● AIM OF THE TASK
Can you rewrite the entries from the first line through the line containing "smd-en-paragraph: The horizontal", putting "smc-english-line" wherever "smc-en-line" appears and leaving everything else unchanged?

● RECORDS FOR THE EXERCISE
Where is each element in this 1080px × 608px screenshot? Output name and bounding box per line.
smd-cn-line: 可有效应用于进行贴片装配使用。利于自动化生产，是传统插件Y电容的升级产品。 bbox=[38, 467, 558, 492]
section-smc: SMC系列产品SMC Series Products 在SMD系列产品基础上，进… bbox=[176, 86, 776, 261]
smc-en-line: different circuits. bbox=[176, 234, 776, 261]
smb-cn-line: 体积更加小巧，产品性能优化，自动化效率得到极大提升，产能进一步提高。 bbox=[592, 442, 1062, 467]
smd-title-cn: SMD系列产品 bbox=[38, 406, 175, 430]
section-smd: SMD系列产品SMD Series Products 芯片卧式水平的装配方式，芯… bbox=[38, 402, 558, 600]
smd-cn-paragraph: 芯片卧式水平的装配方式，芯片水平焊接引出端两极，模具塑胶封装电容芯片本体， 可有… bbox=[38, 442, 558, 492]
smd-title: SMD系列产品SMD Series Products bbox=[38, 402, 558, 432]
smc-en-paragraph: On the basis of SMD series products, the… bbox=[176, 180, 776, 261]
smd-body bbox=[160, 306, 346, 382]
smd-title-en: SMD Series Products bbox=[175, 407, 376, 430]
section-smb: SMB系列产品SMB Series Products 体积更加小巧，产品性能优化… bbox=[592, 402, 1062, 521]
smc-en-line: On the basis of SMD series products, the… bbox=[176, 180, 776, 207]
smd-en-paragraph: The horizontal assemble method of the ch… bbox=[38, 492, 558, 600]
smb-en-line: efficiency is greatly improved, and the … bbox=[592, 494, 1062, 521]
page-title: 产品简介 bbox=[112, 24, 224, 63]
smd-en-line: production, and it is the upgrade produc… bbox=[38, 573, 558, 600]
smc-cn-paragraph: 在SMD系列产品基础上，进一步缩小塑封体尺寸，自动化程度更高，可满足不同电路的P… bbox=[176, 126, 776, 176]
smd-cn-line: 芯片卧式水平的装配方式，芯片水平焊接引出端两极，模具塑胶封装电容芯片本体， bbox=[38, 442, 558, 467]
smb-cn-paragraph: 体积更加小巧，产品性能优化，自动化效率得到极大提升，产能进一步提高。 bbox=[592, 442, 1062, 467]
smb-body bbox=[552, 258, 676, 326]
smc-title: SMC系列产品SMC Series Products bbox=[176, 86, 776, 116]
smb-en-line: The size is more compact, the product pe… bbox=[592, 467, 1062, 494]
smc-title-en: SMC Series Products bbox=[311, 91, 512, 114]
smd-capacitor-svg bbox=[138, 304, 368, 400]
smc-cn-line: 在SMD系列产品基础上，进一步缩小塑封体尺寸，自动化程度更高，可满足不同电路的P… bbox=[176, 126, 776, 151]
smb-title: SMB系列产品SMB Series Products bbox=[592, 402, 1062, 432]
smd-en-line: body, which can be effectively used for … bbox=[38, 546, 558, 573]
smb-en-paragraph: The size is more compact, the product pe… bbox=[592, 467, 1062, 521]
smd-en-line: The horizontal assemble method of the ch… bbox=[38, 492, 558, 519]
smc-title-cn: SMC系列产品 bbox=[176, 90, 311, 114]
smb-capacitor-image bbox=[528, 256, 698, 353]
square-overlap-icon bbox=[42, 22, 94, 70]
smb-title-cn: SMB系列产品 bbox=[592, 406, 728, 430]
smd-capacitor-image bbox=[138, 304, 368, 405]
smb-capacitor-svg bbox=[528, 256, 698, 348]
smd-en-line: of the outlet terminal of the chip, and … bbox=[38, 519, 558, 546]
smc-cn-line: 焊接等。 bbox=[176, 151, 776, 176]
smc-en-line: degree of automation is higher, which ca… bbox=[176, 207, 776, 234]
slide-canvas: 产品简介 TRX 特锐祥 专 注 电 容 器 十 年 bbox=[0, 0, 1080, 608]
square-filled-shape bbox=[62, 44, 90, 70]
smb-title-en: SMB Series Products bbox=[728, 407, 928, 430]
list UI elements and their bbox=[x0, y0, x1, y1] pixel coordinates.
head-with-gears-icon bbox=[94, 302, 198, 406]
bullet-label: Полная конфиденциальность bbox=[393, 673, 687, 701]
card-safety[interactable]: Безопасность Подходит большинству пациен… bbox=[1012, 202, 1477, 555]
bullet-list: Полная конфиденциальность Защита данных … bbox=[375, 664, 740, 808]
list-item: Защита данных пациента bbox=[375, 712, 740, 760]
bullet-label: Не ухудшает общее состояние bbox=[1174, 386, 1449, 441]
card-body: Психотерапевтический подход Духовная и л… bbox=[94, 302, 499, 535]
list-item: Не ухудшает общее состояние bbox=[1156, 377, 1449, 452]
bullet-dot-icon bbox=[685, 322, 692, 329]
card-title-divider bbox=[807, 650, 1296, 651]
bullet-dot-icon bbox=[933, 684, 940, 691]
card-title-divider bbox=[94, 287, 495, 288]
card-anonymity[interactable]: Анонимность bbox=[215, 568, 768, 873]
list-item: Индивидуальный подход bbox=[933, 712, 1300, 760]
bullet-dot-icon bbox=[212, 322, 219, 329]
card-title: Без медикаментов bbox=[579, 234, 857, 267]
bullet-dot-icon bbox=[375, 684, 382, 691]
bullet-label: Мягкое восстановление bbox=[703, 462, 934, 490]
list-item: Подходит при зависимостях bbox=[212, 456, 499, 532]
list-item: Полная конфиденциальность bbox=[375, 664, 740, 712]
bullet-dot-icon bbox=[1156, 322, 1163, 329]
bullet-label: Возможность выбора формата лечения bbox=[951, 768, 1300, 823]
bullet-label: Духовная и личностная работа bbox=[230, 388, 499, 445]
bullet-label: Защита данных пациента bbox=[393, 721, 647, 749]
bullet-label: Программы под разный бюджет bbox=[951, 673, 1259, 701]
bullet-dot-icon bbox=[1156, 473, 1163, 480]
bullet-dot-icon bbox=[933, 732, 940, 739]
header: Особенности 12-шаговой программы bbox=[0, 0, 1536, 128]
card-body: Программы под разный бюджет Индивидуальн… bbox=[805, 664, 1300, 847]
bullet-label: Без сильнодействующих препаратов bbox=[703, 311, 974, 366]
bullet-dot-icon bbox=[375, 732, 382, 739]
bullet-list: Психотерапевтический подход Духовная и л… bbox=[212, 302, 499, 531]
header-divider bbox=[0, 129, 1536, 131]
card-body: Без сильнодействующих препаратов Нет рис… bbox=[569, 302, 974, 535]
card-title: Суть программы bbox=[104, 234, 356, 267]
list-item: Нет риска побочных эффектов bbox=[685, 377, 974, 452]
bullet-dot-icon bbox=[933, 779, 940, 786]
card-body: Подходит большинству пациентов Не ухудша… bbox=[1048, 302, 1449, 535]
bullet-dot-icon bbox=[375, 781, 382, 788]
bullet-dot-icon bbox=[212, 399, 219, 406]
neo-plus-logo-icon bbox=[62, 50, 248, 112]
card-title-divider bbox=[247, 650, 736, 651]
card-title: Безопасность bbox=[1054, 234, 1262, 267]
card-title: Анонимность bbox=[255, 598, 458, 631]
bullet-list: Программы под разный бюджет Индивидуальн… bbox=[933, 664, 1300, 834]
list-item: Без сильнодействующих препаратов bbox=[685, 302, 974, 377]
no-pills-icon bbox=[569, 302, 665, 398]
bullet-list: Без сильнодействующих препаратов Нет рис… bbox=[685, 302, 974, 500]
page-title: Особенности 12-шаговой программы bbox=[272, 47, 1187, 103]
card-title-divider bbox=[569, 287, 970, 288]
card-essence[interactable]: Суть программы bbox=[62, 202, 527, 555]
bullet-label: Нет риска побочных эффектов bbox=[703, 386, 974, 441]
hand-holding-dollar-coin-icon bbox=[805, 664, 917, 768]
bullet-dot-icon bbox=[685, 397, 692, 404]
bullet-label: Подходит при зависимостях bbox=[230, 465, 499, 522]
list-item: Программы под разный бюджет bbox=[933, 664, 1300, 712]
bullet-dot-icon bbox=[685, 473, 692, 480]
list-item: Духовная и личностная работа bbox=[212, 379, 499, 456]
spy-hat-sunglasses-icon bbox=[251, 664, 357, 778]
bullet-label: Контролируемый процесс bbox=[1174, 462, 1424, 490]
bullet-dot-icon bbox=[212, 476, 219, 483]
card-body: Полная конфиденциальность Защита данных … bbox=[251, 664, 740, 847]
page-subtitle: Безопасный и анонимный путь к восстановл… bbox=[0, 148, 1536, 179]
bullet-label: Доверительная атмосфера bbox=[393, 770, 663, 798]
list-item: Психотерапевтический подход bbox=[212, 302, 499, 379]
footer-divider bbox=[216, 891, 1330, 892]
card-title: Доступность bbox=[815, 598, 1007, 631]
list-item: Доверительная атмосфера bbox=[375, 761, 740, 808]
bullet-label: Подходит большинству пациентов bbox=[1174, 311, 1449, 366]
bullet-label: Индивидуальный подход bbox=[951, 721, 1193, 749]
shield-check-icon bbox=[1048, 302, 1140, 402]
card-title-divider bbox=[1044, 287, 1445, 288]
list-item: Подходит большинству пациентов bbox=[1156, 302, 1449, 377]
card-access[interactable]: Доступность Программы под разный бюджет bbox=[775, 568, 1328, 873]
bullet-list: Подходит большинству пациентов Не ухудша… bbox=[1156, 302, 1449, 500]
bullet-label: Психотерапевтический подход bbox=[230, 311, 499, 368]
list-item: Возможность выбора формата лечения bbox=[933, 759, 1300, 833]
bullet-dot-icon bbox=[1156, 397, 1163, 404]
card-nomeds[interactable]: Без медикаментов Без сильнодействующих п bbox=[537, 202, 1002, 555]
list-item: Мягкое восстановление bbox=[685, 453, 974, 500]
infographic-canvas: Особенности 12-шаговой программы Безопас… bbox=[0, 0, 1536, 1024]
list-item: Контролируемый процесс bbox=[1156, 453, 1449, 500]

● EXERCISE SOLUTION
Where is each element in this 1080px × 608px screenshot? Output name and bounding box per line.
smd-cn-line: 可有效应用于进行贴片装配使用。利于自动化生产，是传统插件Y电容的升级产品。 bbox=[38, 467, 558, 492]
section-smc: SMC系列产品SMC Series Products 在SMD系列产品基础上，进… bbox=[176, 86, 776, 261]
smc-english-line: different circuits. bbox=[176, 234, 776, 261]
smb-cn-line: 体积更加小巧，产品性能优化，自动化效率得到极大提升，产能进一步提高。 bbox=[592, 442, 1062, 467]
smd-title-cn: SMD系列产品 bbox=[38, 406, 175, 430]
section-smd: SMD系列产品SMD Series Products 芯片卧式水平的装配方式，芯… bbox=[38, 402, 558, 600]
smd-cn-paragraph: 芯片卧式水平的装配方式，芯片水平焊接引出端两极，模具塑胶封装电容芯片本体， 可有… bbox=[38, 442, 558, 492]
smd-title: SMD系列产品SMD Series Products bbox=[38, 402, 558, 432]
smc-en-paragraph: On the basis of SMD series products, the… bbox=[176, 180, 776, 261]
smd-body bbox=[160, 306, 346, 382]
smd-title-en: SMD Series Products bbox=[175, 407, 376, 430]
section-smb: SMB系列产品SMB Series Products 体积更加小巧，产品性能优化… bbox=[592, 402, 1062, 521]
smc-english-line: On the basis of SMD series products, the… bbox=[176, 180, 776, 207]
smd-en-paragraph: The horizontal assemble method of the ch… bbox=[38, 492, 558, 600]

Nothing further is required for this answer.